> [Brief]: Skip every image and restate the data word for word.

-- -- --

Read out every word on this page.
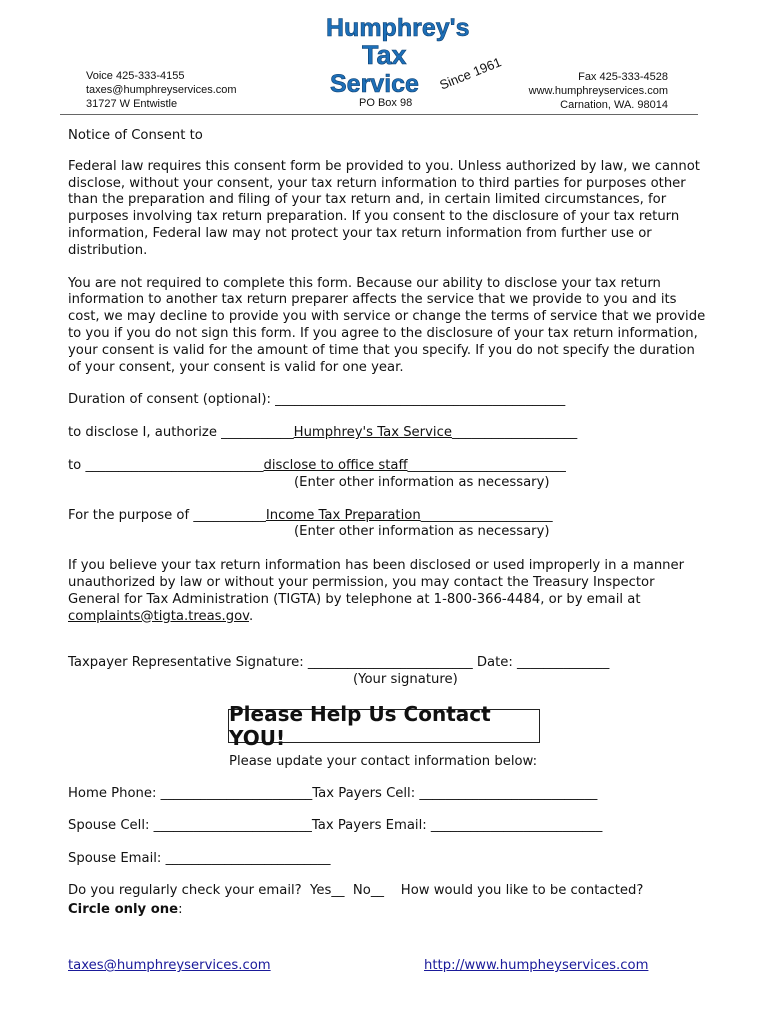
Voice 425-333-4155
taxes@humphreyservices.com
31727 W Entwistle
Humphrey's
Tax
Service Since 1961
PO Box 98
Fax 425-333-4528
www.humphreyservices.com
Carnation, WA. 98014

Notice of Consent to

Federal law requires this consent form be provided to you. Unless authorized by law, we cannot disclose, without your consent, your tax return information to third parties for purposes other than the preparation and filing of your tax return and, in certain limited circumstances, for purposes involving tax return preparation. If you consent to the disclosure of your tax return information, Federal law may not protect your tax return information from further use or distribution.

You are not required to complete this form. Because our ability to disclose your tax return information to another tax return preparer affects the service that we provide to you and its cost, we may decline to provide you with service or change the terms of service that we provide to you if you do not sign this form. If you agree to the disclosure of your tax return information, your consent is valid for the amount of time that you specify. If you do not specify the duration of your consent, your consent is valid for one year.

Duration of consent (optional): ____________________________________________

to disclose I, authorize ___________Humphrey's Tax Service___________________

to ___________________________disclose to office staff________________________

(Enter other information as necessary)

For the purpose of ___________Income Tax Preparation____________________

(Enter other information as necessary)

If you believe your tax return information has been disclosed or used improperly in a manner unauthorized by law or without your permission, you may contact the Treasury Inspector General for Tax Administration (TIGTA) by telephone at 1-800-366-4484, or by email at complaints@tigta.treas.gov.

Taxpayer Representative Signature: _________________________ Date: ______________

(Your signature)

Please Help Us Contact YOU!
Please update your contact information below:
Home Phone: _______________________Tax Payers Cell: ___________________________
Spouse Cell: ________________________Tax Payers Email: __________________________
Spouse Email: _________________________
Do you regularly check your email?  Yes__  No__    How would you like to be contacted?
Circle only one:
taxes@humphreyservices.com	http://www.humpheyservices.com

-- -- --

> [Task result]:
Read out every word on this page.
Voice 425-333-4155
taxes@humphreyservices.com
31727 W Entwistle
Humphrey's
Tax
Service Since 1961
PO Box 98
Fax 425-333-4528
www.humphreyservices.com
Carnation, WA. 98014

Notice of Consent to

Federal law requires this consent form be provided to you. Unless authorized by law, we cannot disclose, without your consent, your tax return information to third parties for purposes other than the preparation and filing of your tax return and, in certain limited circumstances, for purposes involving tax return preparation. If you consent to the disclosure of your tax return information, Federal law may not protect your tax return information from further use or distribution.

You are not required to complete this form. Because our ability to disclose your tax return information to another tax return preparer affects the service that we provide to you and its cost, we may decline to provide you with service or change the terms of service that we provide to you if you do not sign this form. If you agree to the disclosure of your tax return information, your consent is valid for the amount of time that you specify. If you do not specify the duration of your consent, your consent is valid for one year.

Duration of consent (optional): ____________________________________________

to disclose I, authorize ___________Humphrey's Tax Service___________________

to ___________________________disclose to office staff________________________

(Enter other information as necessary)

For the purpose of ___________Income Tax Preparation____________________

(Enter other information as necessary)

If you believe your tax return information has been disclosed or used improperly in a manner unauthorized by law or without your permission, you may contact the Treasury Inspector General for Tax Administration (TIGTA) by telephone at 1-800-366-4484, or by email at complaints@tigta.treas.gov.

Taxpayer Representative Signature: _________________________ Date: ______________

(Your signature)

Please Help Us Contact YOU!
Please update your contact information below:
Home Phone: _______________________Tax Payers Cell: ___________________________
Spouse Cell: ________________________Tax Payers Email: __________________________
Spouse Email: _________________________
Do you regularly check your email?  Yes__  No__    How would you like to be contacted?
Circle only one:
taxes@humphreyservices.com	http://www.humpheyservices.com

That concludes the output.